**Objective:** Quote the whole listing word for word. Do not include the pictures.

**Records supplied:**
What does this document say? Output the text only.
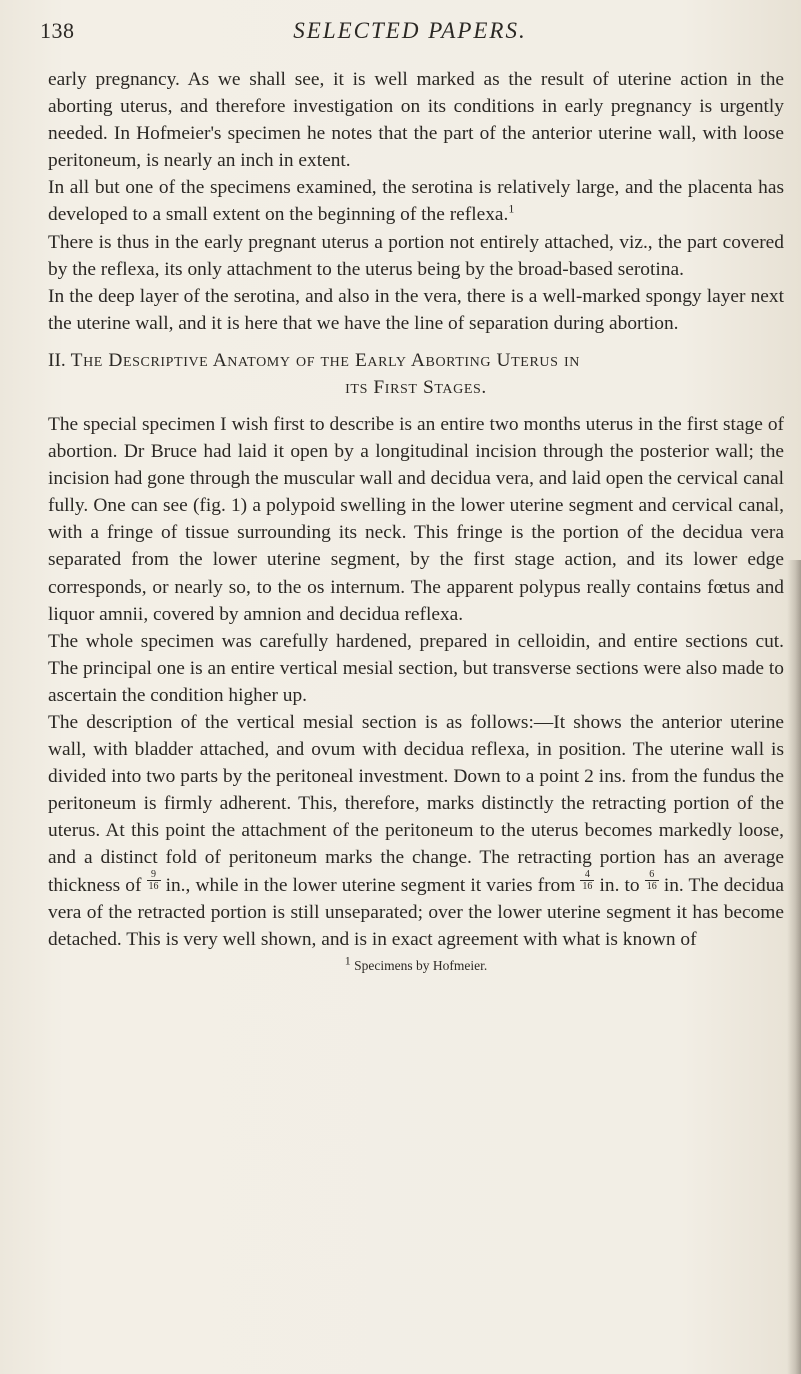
138	SELECTED PAPERS.

early pregnancy. As we shall see, it is well marked as the result of uterine action in the aborting uterus, and therefore investigation on its conditions in early pregnancy is urgently needed. In Hofmeier's specimen he notes that the part of the anterior uterine wall, with loose peritoneum, is nearly an inch in extent.

In all but one of the specimens examined, the serotina is relatively large, and the placenta has developed to a small extent on the beginning of the reflexa.$^1$

There is thus in the early pregnant uterus a portion not entirely attached, viz., the part covered by the reflexa, its only attachment to the uterus being by the broad-based serotina.

In the deep layer of the serotina, and also in the vera, there is a well-marked spongy layer next the uterine wall, and it is here that we have the line of separation during abortion.

II. The Descriptive Anatomy of the Early Aborting Uterus in
its First Stages.

The special specimen I wish first to describe is an entire two months uterus in the first stage of abortion. Dr Bruce had laid it open by a longitudinal incision through the posterior wall; the incision had gone through the muscular wall and decidua vera, and laid open the cervical canal fully. One can see (fig. 1) a polypoid swelling in the lower uterine segment and cervical canal, with a fringe of tissue surrounding its neck. This fringe is the portion of the decidua vera separated from the lower uterine segment, by the first stage action, and its lower edge corresponds, or nearly so, to the os internum. The apparent polypus really contains fœtus and liquor amnii, covered by amnion and decidua reflexa.

The whole specimen was carefully hardened, prepared in celloidin, and entire sections cut. The principal one is an entire vertical mesial section, but transverse sections were also made to ascertain the condition higher up.

The description of the vertical mesial section is as follows:—It shows the anterior uterine wall, with bladder attached, and ovum with decidua reflexa, in position. The uterine wall is divided into two parts by the peritoneal investment. Down to a point 2 ins. from the fundus the peritoneum is firmly adherent. This, therefore, marks distinctly the retracting portion of the uterus. At this point the attachment of the peritoneum to the uterus becomes markedly loose, and a distinct fold of peritoneum marks the change. The retracting portion has an average thickness of $\frac{9}{16}$ in., while in the lower uterine segment it varies from $\frac{4}{16}$ in. to $\frac{6}{16}$ in. The decidua vera of the retracted portion is still unseparated; over the lower uterine segment it has become detached. This is very well shown, and is in exact agreement with what is known of

$^1$ Specimens by Hofmeier.
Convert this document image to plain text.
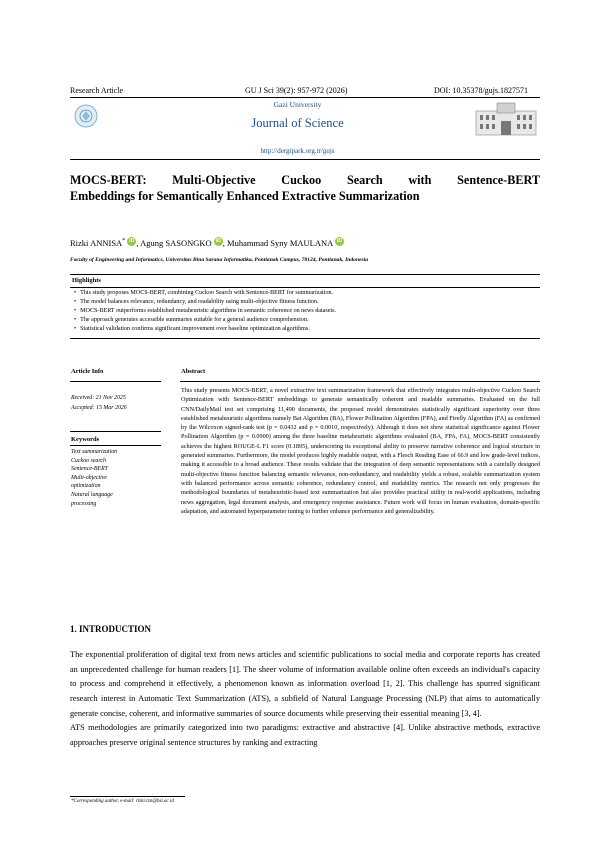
Research Article	GU J Sci 39(2): 957-972 (2026)	DOI: 10.35378/gujs.1827571
Gazi University
Journal of Science
http://dergipark.org.tr/gujs
MOCS-BERT: Multi-Objective Cuckoo Search with Sentence-BERT
Embeddings for Semantically Enhanced Extractive Summarization
Rizki ANNISA* iD , Agung SASONGKO iD , Muhammad Syny MAULANA iD
Faculty of Engineering and Informatics, Universitas Bina Sarana Informatika, Pontianak Campus, 78124, Pontianak, Indonesia
Highlights
• This study proposes MOCS-BERT, combining Cuckoo Search with Sentence-BERT for summarization.
• The model balances relevance, redundancy, and readability using multi-objective fitness function.
• MOCS-BERT outperforms established metaheuristic algorithms in semantic coherence on news datasets.
• The approach generates accessible summaries suitable for a general audience comprehension.
• Statistical validation confirms significant improvement over baseline optimization algorithms.
Article Info
Received: 21 Nov 2025
Accepted: 15 Mar 2026
Keywords
Text summarization
Cuckoo search
Sentence-BERT
Multi-objective
optimization
Natural language
processing
Abstract
This study presents MOCS-BERT, a novel extractive text summarization framework that effectively integrates multi-objective Cuckoo Search Optimization with Sentence-BERT embeddings to generate semantically coherent and readable summaries. Evaluated on the full CNN/DailyMail test set comprising 11,490 documents, the proposed model demonstrates statistically significant superiority over three established metaheuristic algorithms namely Bat Algorithm (BA), Flower Pollination Algorithm (FPA), and Firefly Algorithm (FA) as confirmed by the Wilcoxon signed-rank test (p = 0.0432 and p = 0.0010, respectively). Although it does not show statistical significance against Flower Pollination Algorithm (p = 0.0900) among the three baseline metaheuristic algorithms evaluated (BA, FPA, FA), MOCS-BERT consistently achieves the highest ROUGE-L F1 score (0.1895), underscoring its exceptional ability to preserve narrative coherence and logical structure in generated summaries. Furthermore, the model produces highly readable output, with a Flesch Reading Ease of 66.9 and low grade-level indices, making it accessible to a broad audience. These results validate that the integration of deep semantic representations with a carefully designed multi-objective fitness function balancing semantic relevance, non-redundancy, and readability yields a robust, scalable summarization system with balanced performance across semantic coherence, redundancy control, and readability metrics. The research not only progresses the methodological boundaries of metaheuristic-based text summarization but also provides practical utility in real-world applications, including news aggregation, legal document analysis, and emergency response assistance. Future work will focus on human evaluation, domain-specific adaptation, and automated hyperparameter tuning to further enhance performance and generalizability.
1. INTRODUCTION
The exponential proliferation of digital text from news articles and scientific publications to social media and corporate reports has created an unprecedented challenge for human readers [1]. The sheer volume of information available online often exceeds an individual's capacity to process and comprehend it effectively, a phenomenon known as information overload [1, 2]. This challenge has spurred significant research interest in Automatic Text Summarization (ATS), a subfield of Natural Language Processing (NLP) that aims to automatically generate concise, coherent, and informative summaries of source documents while preserving their essential meaning [3, 4].
ATS methodologies are primarily categorized into two paradigms: extractive and abstractive [4]. Unlike abstractive methods, extractive approaches preserve original sentence structures by ranking and extracting
*Corresponding author, e-mail: rizki.rzn@bsi.ac.id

**Written answer:**
What does this document say? Output the text only.
138	SELECTED PAPERS.

early pregnancy. As we shall see, it is well marked as the result of uterine action in the aborting uterus, and therefore investigation on its conditions in early pregnancy is urgently needed. In Hofmeier's specimen he notes that the part of the anterior uterine wall, with loose peritoneum, is nearly an inch in extent.

In all but one of the specimens examined, the serotina is relatively large, and the placenta has developed to a small extent on the beginning of the reflexa.$^1$

There is thus in the early pregnant uterus a portion not entirely attached, viz., the part covered by the reflexa, its only attachment to the uterus being by the broad-based serotina.

In the deep layer of the serotina, and also in the vera, there is a well-marked spongy layer next the uterine wall, and it is here that we have the line of separation during abortion.

II. The Descriptive Anatomy of the Early Aborting Uterus in
its First Stages.

The special specimen I wish first to describe is an entire two months uterus in the first stage of abortion. Dr Bruce had laid it open by a longitudinal incision through the posterior wall; the incision had gone through the muscular wall and decidua vera, and laid open the cervical canal fully. One can see (fig. 1) a polypoid swelling in the lower uterine segment and cervical canal, with a fringe of tissue surrounding its neck. This fringe is the portion of the decidua vera separated from the lower uterine segment, by the first stage action, and its lower edge corresponds, or nearly so, to the os internum. The apparent polypus really contains fœtus and liquor amnii, covered by amnion and decidua reflexa.

The whole specimen was carefully hardened, prepared in celloidin, and entire sections cut. The principal one is an entire vertical mesial section, but transverse sections were also made to ascertain the condition higher up.

The description of the vertical mesial section is as follows:—It shows the anterior uterine wall, with bladder attached, and ovum with decidua reflexa, in position. The uterine wall is divided into two parts by the peritoneal investment. Down to a point 2 ins. from the fundus the peritoneum is firmly adherent. This, therefore, marks distinctly the retracting portion of the uterus. At this point the attachment of the peritoneum to the uterus becomes markedly loose, and a distinct fold of peritoneum marks the change. The retracting portion has an average thickness of $\frac{9}{16}$ in., while in the lower uterine segment it varies from $\frac{4}{16}$ in. to $\frac{6}{16}$ in. The decidua vera of the retracted portion is still unseparated; over the lower uterine segment it has become detached. This is very well shown, and is in exact agreement with what is known of

$^1$ Specimens by Hofmeier.
Convert this document image to plain text.
Research Article	GU J Sci 39(2): 957-972 (2026)	DOI: 10.35378/gujs.1827571
Gazi University
Journal of Science
http://dergipark.org.tr/gujs
MOCS-BERT: Multi-Objective Cuckoo Search with Sentence-BERT
Embeddings for Semantically Enhanced Extractive Summarization
Rizki ANNISA* iD , Agung SASONGKO iD , Muhammad Syny MAULANA iD
Faculty of Engineering and Informatics, Universitas Bina Sarana Informatika, Pontianak Campus, 78124, Pontianak, Indonesia
Highlights
• This study proposes MOCS-BERT, combining Cuckoo Search with Sentence-BERT for summarization.
• The model balances relevance, redundancy, and readability using multi-objective fitness function.
• MOCS-BERT outperforms established metaheuristic algorithms in semantic coherence on news datasets.
• The approach generates accessible summaries suitable for a general audience comprehension.
• Statistical validation confirms significant improvement over baseline optimization algorithms.
Article Info
Received: 21 Nov 2025
Accepted: 15 Mar 2026
Keywords
Text summarization
Cuckoo search
Sentence-BERT
Multi-objective
optimization
Natural language
processing
Abstract
This study presents MOCS-BERT, a novel extractive text summarization framework that effectively integrates multi-objective Cuckoo Search Optimization with Sentence-BERT embeddings to generate semantically coherent and readable summaries. Evaluated on the full CNN/DailyMail test set comprising 11,490 documents, the proposed model demonstrates statistically significant superiority over three established metaheuristic algorithms namely Bat Algorithm (BA), Flower Pollination Algorithm (FPA), and Firefly Algorithm (FA) as confirmed by the Wilcoxon signed-rank test (p = 0.0432 and p = 0.0010, respectively). Although it does not show statistical significance against Flower Pollination Algorithm (p = 0.0900) among the three baseline metaheuristic algorithms evaluated (BA, FPA, FA), MOCS-BERT consistently achieves the highest ROUGE-L F1 score (0.1895), underscoring its exceptional ability to preserve narrative coherence and logical structure in generated summaries. Furthermore, the model produces highly readable output, with a Flesch Reading Ease of 66.9 and low grade-level indices, making it accessible to a broad audience. These results validate that the integration of deep semantic representations with a carefully designed multi-objective fitness function balancing semantic relevance, non-redundancy, and readability yields a robust, scalable summarization system with balanced performance across semantic coherence, redundancy control, and readability metrics. The research not only progresses the methodological boundaries of metaheuristic-based text summarization but also provides practical utility in real-world applications, including news aggregation, legal document analysis, and emergency response assistance. Future work will focus on human evaluation, domain-specific adaptation, and automated hyperparameter tuning to further enhance performance and generalizability.
1. INTRODUCTION
The exponential proliferation of digital text from news articles and scientific publications to social media and corporate reports has created an unprecedented challenge for human readers [1]. The sheer volume of information available online often exceeds an individual's capacity to process and comprehend it effectively, a phenomenon known as information overload [1, 2]. This challenge has spurred significant research interest in Automatic Text Summarization (ATS), a subfield of Natural Language Processing (NLP) that aims to automatically generate concise, coherent, and informative summaries of source documents while preserving their essential meaning [3, 4].
ATS methodologies are primarily categorized into two paradigms: extractive and abstractive [4]. Unlike abstractive methods, extractive approaches preserve original sentence structures by ranking and extracting
*Corresponding author, e-mail: rizki.rzn@bsi.ac.id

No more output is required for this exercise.